═══ Source document

Greetings techies, it’s that time of the week again! Today’s App Of The Week is Paper. As always, I wouldn’t recommend an app that I didn’t use myself.
Good news. Although the app Paper by the company FiftyThree has been out on the iPad for several years now, it was finally released on the iPhone.
- Swipe-to-style Notes – swipe on text to quickly create and rearrange checklists and headers.
- Photo Spotlights – tap on photos to instantly spotlight a detail, or draw custom areas. Write notes and draw on photos.
- Powerful Tools – the drawing tools on the iPad app are of course available on the iPhone app.
Georg Petschnigg tells Wired how the Paper iPhone app came about. “Man, that would be a really nice form factor for this app,” he says, referring to a Galaxy Note 5 on the table. “I wish I could just…wave the magic hand” and move the app from the iPhone 6 to the Note 5.
“We’ve always been about capturing ideas”, Petschnigg says. The team at FiftyThree looked at the different ways people interacted with their smartphones, and two things immediately became apparent: that people spend a lot of time writing notes to themselves, and many of those notes were images. Paper for iPhone is simple. Everywhere in the app, there’s a “+” icon at the bottom of the screen, to create a new note. You can add images and sketches with Paper’s set of tools, like the brush, pencil and pen. If you don’t need a visual medium, you can just start writing.
Making to-do lists is very simple. Write a sentence, then swipe on the sentence to create a circular radio button on the left. The most important thing about Paper is that is feels organic. Instead of using some kind of tree hierarchy or notebook-like analogy, Paper uses “Spaces”. You can think of Spaces as “neatly-stacked piles of paper strewn all over your desk, each one endlessly sortable and available for you to flip through.” While that may seem counterintuitive, it’s the beginning of a new trend in User Interface design, where users have more control over how their data is organized to feel more intuitive.

══════

- Work request
Continue the article about the Paper app for iPhone, beginning immediately after its final sentence.

═══ Recorded data

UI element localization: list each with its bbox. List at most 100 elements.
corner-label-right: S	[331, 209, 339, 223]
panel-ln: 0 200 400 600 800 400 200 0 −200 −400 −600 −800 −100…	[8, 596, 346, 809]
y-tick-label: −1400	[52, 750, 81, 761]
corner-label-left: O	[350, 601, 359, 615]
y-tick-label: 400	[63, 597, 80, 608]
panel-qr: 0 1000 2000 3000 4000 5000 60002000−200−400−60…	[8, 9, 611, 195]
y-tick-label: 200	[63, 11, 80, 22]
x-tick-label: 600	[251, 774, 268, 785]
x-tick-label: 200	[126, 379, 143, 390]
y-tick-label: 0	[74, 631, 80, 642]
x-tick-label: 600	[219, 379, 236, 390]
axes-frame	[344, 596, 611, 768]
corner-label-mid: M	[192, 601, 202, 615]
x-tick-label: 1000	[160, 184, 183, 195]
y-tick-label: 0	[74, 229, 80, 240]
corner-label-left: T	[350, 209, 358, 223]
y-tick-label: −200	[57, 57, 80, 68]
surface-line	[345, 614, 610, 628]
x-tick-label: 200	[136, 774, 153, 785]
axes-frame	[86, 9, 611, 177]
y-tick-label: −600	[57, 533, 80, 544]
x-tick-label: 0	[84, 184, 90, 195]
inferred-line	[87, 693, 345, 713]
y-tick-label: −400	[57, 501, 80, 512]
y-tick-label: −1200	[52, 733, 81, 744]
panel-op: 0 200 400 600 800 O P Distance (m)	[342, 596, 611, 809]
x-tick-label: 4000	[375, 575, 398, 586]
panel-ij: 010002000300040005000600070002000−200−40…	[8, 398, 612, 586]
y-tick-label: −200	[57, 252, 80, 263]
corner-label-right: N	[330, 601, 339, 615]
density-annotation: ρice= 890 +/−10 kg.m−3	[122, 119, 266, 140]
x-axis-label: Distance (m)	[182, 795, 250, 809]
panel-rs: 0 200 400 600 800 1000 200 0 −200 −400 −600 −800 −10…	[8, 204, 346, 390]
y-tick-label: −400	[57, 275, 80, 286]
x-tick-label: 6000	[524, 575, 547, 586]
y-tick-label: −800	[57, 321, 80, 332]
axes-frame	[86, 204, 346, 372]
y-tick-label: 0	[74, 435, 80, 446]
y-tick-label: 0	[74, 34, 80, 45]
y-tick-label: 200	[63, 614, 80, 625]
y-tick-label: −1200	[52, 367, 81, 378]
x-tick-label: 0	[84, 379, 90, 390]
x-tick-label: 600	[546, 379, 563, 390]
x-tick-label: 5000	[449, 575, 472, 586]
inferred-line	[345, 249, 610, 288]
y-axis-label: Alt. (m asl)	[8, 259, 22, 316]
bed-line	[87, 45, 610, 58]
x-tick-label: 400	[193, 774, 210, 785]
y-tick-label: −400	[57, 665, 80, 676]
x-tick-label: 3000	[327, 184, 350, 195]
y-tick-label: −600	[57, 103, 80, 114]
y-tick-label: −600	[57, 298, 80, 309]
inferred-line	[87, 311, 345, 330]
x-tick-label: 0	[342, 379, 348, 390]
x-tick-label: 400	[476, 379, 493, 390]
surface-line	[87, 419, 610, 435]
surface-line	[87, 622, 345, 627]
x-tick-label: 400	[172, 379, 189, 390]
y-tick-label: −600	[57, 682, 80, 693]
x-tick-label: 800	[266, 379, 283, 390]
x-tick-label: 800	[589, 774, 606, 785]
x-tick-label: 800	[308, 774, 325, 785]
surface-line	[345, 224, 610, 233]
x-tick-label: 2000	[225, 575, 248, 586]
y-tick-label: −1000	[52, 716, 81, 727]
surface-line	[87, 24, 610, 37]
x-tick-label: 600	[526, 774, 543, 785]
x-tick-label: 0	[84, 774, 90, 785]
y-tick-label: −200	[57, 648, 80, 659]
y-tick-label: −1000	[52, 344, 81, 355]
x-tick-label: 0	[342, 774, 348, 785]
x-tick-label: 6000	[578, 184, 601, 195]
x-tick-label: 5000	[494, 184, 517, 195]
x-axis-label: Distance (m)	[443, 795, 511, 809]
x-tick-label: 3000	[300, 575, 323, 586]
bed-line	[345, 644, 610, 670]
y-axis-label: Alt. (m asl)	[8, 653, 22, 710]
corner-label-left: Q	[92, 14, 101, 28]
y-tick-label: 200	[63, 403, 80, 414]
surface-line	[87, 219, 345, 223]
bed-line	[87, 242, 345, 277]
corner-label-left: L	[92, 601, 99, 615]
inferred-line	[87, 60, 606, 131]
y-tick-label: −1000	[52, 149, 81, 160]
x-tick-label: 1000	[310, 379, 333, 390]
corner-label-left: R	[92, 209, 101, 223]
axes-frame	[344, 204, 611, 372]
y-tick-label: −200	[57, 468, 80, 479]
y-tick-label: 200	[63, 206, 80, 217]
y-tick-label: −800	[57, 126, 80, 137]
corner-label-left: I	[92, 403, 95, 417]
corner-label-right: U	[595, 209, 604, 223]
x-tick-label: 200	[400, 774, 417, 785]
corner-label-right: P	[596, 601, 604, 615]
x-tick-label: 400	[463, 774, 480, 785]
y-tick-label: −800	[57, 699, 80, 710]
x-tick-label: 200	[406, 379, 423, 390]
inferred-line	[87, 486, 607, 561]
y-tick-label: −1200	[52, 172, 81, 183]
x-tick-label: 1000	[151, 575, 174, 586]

══════

- Task output
The human brain relies on space – the Z axis – as a way to organize information, both abstract and physical. Want a quick way to remember something that you need to bring to work? Put the object on your shoes so it will be impossible to forget. It’s easy to forget a note, file or car keys, but if you put them near or on top of an object that you never forget – in this case shoes – it’s easy to remember. Now the next issue is translating this into the digital world.
So with Paper for iPhone, there are no more journals, notebooks, etc. There are only loose spaces of notes that you can organize and change at will in a way that feels most intuitive to you. You can move notes around within and between spaces, and even export entire spaces to a PowerPoint presentation, for example. “This is much more like your mobile wall of stickies,” Petschnigg says.
The good news is that Paper might eventually come to Android. As Wired points out in their article, “And there’s that Android thing – Petschnigg wants desperately to develop for the platform, he just needs the right developers to do it.”
Paper is completely free, currently on iPad and iPhone, with in-app purchases for the brush and pen tools. Like iPad, you can use FiftyThree’s special Pencil stylus for the iPhone app. (not to be confused with Apple Pencil).